Figure collection entries:

* START *

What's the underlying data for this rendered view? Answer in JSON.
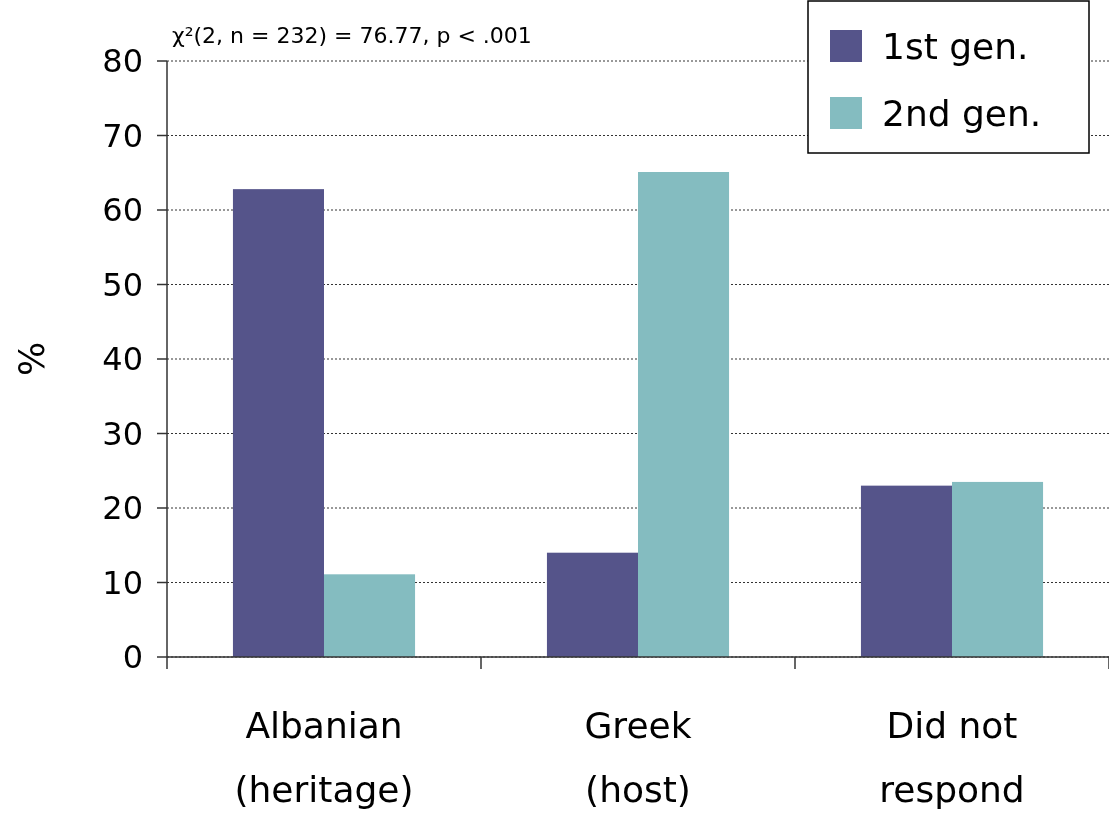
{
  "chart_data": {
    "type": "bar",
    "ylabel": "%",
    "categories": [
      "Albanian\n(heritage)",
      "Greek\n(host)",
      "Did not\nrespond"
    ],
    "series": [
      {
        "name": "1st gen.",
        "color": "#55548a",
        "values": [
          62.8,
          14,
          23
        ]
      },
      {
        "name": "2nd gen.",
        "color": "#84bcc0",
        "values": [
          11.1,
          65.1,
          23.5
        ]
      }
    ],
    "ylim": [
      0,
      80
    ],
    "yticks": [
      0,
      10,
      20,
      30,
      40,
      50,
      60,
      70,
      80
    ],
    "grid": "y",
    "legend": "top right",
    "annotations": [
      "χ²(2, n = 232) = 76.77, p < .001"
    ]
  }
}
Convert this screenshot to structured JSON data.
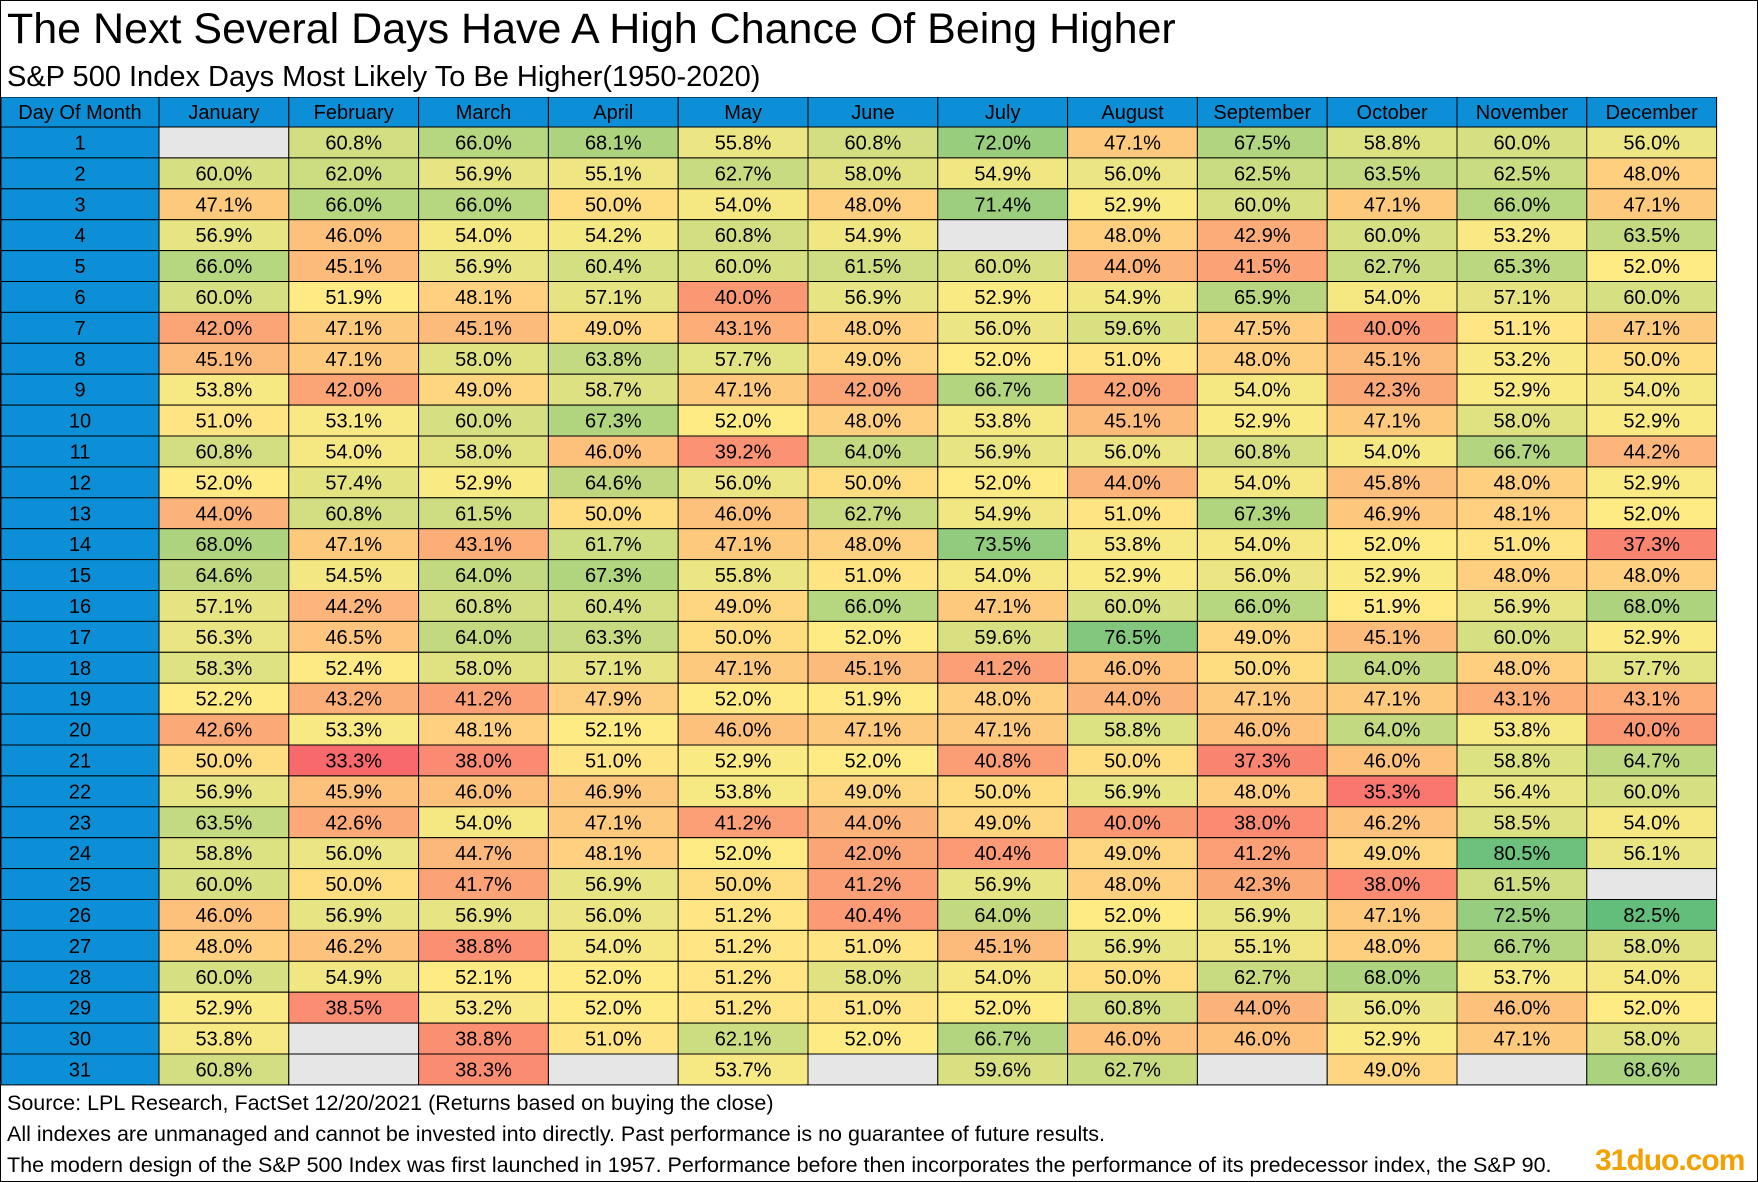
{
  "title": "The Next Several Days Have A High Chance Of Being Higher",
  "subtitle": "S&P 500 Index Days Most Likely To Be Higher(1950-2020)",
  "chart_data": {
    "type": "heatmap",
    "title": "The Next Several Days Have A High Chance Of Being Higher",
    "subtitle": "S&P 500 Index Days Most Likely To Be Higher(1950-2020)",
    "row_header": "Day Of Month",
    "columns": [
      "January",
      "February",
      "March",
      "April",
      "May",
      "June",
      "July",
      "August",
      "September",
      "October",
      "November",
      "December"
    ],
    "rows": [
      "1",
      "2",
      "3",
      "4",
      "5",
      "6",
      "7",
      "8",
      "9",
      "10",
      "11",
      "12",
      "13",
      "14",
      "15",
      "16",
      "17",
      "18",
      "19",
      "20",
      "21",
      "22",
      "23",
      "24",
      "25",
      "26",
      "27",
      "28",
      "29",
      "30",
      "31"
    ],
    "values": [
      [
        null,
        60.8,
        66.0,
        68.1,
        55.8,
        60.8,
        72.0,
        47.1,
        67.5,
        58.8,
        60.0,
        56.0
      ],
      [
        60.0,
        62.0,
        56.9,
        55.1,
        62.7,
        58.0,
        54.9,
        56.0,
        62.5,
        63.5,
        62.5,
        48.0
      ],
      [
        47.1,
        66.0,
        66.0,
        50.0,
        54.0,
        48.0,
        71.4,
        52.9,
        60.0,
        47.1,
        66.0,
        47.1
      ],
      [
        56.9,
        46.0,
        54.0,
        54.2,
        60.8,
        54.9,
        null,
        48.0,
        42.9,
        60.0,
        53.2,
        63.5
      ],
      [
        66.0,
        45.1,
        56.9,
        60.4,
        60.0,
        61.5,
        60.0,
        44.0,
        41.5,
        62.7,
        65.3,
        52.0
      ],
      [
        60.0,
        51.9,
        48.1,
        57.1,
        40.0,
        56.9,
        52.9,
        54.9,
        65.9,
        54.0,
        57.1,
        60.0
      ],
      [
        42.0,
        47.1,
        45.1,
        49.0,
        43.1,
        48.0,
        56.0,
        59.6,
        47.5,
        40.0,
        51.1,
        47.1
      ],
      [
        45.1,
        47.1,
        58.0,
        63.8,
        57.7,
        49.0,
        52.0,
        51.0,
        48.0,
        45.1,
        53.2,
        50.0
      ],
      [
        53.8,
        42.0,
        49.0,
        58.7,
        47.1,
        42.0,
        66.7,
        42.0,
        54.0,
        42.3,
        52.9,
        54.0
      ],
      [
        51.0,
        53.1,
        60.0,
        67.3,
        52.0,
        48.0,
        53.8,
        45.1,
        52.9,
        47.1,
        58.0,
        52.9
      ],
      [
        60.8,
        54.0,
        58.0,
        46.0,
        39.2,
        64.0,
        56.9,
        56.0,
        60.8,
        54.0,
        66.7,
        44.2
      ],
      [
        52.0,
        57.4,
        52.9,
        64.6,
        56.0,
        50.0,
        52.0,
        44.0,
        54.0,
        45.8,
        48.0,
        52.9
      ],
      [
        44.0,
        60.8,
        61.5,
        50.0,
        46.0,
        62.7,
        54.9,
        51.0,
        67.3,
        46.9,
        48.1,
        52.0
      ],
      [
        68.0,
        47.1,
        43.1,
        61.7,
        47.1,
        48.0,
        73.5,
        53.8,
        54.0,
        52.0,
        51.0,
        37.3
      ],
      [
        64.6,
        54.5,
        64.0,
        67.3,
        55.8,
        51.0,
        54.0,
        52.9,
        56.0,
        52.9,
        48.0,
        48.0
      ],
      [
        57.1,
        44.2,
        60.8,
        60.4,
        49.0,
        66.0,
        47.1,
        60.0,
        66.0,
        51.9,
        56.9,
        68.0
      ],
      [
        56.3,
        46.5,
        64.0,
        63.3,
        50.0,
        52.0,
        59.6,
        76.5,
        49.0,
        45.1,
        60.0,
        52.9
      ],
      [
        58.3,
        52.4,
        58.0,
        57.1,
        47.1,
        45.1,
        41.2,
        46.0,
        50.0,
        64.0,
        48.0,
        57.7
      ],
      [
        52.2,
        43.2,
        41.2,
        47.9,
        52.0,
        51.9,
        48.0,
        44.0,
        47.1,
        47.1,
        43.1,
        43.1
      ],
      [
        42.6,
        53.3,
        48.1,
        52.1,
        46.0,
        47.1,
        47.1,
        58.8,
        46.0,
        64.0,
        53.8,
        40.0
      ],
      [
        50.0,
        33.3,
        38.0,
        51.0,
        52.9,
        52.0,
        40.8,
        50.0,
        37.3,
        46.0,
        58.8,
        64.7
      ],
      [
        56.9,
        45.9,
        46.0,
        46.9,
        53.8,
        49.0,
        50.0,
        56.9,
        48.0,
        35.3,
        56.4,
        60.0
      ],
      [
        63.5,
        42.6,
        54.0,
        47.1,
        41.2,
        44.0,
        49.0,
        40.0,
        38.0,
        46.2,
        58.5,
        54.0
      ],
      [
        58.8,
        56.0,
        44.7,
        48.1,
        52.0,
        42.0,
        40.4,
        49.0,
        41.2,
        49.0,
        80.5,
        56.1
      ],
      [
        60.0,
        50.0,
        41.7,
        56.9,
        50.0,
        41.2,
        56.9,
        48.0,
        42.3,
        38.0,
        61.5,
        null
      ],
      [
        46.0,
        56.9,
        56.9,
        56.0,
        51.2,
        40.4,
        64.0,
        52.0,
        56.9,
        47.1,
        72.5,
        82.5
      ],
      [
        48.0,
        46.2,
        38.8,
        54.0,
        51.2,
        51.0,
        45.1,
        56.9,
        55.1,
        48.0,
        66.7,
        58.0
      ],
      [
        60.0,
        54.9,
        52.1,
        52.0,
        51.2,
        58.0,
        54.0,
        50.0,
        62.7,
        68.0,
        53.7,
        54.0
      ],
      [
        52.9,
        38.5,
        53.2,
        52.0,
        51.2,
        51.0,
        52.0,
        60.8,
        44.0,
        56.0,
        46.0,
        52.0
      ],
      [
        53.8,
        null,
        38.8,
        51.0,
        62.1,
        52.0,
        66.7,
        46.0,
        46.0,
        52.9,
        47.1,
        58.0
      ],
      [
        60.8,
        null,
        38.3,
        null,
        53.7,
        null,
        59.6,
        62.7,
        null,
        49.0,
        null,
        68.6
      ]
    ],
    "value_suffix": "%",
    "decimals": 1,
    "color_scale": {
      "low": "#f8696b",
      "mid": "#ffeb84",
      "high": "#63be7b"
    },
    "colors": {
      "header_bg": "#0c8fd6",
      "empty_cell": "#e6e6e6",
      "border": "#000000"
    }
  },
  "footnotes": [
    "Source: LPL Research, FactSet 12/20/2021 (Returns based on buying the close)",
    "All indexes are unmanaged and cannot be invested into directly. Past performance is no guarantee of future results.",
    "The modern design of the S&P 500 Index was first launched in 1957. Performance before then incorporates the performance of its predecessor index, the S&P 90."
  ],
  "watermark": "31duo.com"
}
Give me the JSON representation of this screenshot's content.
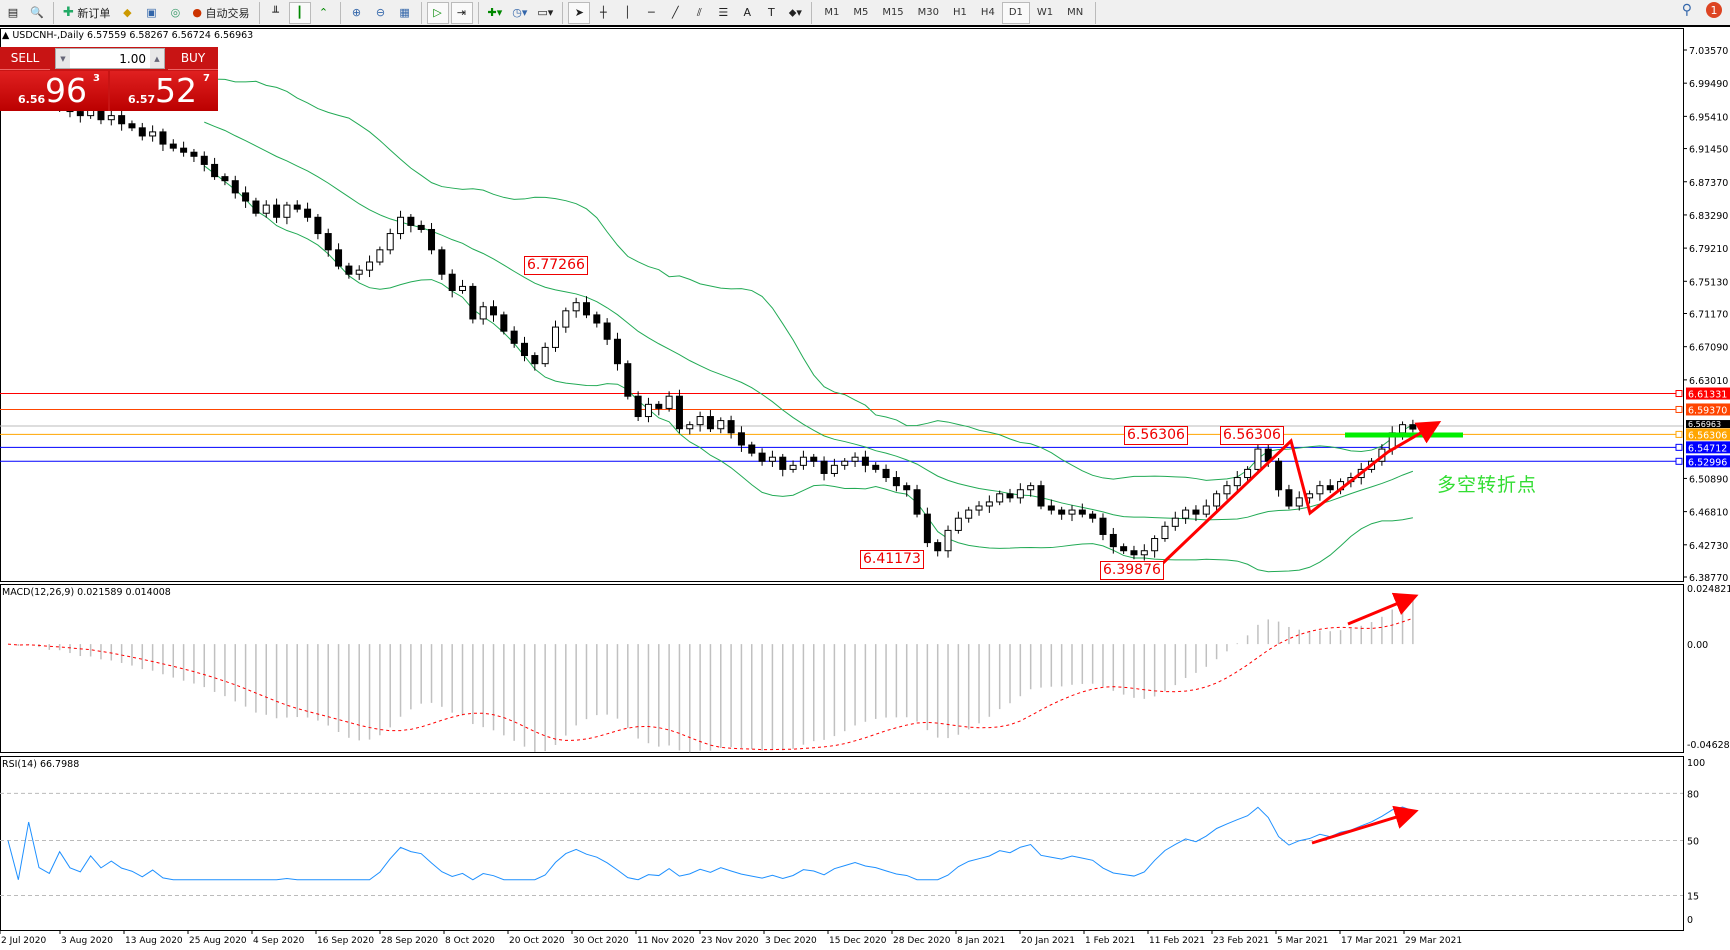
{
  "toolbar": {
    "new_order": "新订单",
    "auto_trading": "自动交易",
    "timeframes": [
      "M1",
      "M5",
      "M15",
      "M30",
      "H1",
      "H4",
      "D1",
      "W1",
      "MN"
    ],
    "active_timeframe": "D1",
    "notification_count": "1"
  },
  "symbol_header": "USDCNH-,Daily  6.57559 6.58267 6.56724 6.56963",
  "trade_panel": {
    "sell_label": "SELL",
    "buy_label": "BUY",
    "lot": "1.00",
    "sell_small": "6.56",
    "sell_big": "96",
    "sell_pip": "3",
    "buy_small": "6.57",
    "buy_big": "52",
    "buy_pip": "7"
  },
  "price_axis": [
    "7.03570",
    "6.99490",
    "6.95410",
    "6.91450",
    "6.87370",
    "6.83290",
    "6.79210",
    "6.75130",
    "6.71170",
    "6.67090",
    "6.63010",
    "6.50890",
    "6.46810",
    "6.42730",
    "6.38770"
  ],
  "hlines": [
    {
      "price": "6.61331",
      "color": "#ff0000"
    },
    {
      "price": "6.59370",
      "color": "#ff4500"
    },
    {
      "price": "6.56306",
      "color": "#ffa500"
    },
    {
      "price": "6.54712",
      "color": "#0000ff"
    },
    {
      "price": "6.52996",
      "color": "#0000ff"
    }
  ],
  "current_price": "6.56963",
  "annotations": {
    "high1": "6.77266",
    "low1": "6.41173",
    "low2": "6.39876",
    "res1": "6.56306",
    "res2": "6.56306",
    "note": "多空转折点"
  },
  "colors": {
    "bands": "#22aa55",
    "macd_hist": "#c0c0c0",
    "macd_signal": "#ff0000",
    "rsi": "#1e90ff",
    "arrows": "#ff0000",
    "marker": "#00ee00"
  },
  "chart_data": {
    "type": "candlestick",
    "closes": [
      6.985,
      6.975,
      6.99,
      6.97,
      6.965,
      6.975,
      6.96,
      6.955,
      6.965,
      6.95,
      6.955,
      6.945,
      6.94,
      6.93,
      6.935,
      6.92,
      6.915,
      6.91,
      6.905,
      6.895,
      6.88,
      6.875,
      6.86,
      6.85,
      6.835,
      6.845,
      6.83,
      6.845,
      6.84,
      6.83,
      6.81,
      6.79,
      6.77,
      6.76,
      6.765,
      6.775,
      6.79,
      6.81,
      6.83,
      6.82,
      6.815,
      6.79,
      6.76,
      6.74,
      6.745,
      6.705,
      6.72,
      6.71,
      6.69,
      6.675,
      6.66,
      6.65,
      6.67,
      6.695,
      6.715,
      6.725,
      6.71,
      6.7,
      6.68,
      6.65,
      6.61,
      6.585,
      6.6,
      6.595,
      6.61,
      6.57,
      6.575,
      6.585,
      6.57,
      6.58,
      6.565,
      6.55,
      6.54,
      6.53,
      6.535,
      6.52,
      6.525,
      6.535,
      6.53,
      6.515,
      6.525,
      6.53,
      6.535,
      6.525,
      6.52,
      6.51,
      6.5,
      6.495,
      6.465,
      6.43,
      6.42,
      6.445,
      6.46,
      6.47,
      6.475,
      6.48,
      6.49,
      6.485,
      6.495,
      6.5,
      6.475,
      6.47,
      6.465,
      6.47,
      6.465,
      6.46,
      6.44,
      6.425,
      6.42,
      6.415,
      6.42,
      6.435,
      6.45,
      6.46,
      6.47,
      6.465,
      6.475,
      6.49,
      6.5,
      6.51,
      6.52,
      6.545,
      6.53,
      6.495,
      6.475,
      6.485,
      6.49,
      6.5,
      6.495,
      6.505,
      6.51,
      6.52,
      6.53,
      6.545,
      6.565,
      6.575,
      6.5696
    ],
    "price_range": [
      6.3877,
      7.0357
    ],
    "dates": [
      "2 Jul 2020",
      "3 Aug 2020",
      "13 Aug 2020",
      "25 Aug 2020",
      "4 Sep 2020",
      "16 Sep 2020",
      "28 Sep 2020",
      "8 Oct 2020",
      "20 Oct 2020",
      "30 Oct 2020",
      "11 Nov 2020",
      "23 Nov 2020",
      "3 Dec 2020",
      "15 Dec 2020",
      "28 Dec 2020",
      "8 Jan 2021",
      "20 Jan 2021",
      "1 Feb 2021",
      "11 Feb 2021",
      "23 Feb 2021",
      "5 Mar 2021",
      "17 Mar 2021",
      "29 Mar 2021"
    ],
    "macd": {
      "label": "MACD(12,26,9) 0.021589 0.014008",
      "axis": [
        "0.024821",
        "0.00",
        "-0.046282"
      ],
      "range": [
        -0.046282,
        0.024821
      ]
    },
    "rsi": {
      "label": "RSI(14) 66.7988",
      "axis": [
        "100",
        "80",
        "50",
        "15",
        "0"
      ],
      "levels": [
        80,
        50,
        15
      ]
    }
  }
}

* END *

#### Written exercise
Check each line of the records for "Several" and copy the ones that contain it.

#### Solution below
  "title": "The Next Several Days Have A High Chance Of Being Higher",
    "title": "The Next Several Days Have A High Chance Of Being Higher",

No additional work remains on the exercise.